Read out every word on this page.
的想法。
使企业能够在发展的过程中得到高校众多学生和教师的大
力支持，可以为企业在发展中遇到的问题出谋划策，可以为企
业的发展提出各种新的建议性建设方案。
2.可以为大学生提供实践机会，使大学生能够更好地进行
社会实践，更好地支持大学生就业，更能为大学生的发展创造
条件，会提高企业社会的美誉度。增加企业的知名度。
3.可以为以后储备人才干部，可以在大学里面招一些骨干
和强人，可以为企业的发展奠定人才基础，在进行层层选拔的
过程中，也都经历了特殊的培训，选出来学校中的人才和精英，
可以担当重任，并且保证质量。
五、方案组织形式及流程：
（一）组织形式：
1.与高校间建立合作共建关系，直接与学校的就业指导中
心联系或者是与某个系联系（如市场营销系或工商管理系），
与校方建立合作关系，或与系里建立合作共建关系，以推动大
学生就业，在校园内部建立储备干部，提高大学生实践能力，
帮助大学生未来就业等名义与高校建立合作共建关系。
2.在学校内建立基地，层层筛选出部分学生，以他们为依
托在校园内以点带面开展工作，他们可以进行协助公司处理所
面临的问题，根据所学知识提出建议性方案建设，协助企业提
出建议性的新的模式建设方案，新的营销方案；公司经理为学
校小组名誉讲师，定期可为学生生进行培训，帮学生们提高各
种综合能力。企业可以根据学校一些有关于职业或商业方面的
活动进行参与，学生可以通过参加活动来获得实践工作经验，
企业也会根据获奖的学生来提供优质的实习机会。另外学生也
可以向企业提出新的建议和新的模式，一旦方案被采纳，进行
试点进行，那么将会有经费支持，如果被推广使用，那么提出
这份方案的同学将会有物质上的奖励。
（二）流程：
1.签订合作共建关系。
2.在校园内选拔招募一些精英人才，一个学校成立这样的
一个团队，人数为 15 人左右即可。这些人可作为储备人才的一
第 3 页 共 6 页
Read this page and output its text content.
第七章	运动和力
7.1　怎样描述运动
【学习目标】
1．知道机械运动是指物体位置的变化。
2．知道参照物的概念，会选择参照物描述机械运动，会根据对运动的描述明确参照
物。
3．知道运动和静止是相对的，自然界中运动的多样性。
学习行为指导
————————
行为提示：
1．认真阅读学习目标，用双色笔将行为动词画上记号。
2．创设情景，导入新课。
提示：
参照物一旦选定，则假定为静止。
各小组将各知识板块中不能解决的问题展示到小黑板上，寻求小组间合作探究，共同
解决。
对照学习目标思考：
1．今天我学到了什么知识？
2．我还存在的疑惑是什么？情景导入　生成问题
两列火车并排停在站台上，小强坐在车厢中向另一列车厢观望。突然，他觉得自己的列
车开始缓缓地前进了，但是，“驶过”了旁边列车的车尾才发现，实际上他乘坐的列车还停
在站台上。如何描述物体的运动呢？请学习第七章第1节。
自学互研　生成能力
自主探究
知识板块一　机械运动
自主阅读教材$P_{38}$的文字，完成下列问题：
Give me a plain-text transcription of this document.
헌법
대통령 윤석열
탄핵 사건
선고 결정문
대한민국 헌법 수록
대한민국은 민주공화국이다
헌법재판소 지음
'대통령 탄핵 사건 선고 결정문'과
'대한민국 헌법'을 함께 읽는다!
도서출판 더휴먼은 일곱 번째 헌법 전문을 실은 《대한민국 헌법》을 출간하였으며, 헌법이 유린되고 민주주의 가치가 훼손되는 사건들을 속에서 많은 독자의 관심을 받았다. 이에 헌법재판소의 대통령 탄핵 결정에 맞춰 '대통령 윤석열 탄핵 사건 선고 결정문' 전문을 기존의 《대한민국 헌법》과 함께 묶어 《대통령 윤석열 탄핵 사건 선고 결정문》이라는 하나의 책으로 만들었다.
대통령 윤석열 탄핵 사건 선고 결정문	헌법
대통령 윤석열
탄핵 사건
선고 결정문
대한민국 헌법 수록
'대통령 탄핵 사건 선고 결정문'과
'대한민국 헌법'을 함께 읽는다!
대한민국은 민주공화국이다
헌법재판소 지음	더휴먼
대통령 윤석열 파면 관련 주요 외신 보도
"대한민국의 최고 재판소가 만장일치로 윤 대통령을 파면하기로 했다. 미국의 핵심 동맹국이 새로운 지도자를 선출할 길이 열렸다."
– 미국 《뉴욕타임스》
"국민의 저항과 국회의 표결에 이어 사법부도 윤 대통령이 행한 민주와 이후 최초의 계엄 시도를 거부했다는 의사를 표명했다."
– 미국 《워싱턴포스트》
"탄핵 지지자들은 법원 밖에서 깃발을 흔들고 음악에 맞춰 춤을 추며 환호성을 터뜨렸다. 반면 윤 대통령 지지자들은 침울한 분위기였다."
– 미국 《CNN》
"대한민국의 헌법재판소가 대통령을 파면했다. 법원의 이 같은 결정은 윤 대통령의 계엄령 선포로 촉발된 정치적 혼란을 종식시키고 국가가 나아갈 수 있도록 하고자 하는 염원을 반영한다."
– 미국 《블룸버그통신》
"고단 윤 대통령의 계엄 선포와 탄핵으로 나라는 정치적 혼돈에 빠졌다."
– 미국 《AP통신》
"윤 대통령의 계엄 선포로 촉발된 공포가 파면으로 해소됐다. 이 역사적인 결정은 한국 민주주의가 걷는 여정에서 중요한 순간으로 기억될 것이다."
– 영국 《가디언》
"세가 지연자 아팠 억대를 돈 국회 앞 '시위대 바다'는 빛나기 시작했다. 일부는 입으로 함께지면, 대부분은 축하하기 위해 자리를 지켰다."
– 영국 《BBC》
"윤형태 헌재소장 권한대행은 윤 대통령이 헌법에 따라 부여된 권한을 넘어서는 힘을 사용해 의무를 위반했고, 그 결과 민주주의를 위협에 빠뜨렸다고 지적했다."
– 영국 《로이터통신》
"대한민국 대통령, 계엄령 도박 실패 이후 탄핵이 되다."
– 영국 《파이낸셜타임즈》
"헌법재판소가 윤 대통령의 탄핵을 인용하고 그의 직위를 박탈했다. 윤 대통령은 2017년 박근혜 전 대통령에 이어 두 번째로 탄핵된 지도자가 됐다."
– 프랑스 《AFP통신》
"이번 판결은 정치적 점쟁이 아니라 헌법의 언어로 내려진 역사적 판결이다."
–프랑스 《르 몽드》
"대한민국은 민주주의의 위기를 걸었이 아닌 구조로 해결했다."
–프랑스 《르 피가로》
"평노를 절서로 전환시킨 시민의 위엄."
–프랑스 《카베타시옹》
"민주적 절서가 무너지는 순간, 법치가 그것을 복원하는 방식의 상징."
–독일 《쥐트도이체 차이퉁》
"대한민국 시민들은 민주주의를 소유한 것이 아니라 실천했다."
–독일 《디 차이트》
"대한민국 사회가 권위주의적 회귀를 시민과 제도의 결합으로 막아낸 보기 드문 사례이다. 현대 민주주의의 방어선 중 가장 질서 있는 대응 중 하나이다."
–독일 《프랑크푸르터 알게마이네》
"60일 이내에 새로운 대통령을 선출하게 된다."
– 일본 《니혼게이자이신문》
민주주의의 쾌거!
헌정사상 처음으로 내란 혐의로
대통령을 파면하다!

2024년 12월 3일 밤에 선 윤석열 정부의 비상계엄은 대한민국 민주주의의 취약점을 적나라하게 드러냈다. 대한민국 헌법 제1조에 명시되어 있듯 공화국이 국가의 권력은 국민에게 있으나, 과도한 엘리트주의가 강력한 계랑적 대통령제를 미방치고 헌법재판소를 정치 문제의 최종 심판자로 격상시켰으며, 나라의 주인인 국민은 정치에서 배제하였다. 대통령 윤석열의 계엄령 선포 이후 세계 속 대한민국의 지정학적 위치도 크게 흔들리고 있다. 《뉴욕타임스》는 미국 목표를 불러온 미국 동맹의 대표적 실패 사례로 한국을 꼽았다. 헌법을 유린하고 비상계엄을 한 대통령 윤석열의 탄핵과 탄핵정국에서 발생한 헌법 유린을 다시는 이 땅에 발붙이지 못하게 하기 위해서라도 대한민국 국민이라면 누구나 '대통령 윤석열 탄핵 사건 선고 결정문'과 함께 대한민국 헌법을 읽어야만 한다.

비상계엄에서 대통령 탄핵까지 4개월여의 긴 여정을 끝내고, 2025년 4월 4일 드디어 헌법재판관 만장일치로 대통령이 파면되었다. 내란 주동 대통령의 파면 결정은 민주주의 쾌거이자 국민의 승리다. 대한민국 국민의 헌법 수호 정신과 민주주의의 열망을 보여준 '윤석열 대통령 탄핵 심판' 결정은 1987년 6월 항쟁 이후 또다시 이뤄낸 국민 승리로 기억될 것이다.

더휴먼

-.-.-

> **Work to complete**: Search the entries for the word "헌법재판소가" and gather every line where it appears.

> **Exercise answer**:
"대한민국의 헌법재판소가 대통령을 파면했다. 법원의 이 같은 결정은 윤 대통령의 계엄령 선포로 촉발된 정치적 혼란을 종식시키고 국가가 나아갈 수 있도록 하고자 하는 염원을 반영한다."
"헌법재판소가 윤 대통령의 탄핵을 인용하고 그의 직위를 박탈했다. 윤 대통령은 2017년 박근혜 전 대통령에 이어 두 번째로 탄핵된 지도자가 됐다."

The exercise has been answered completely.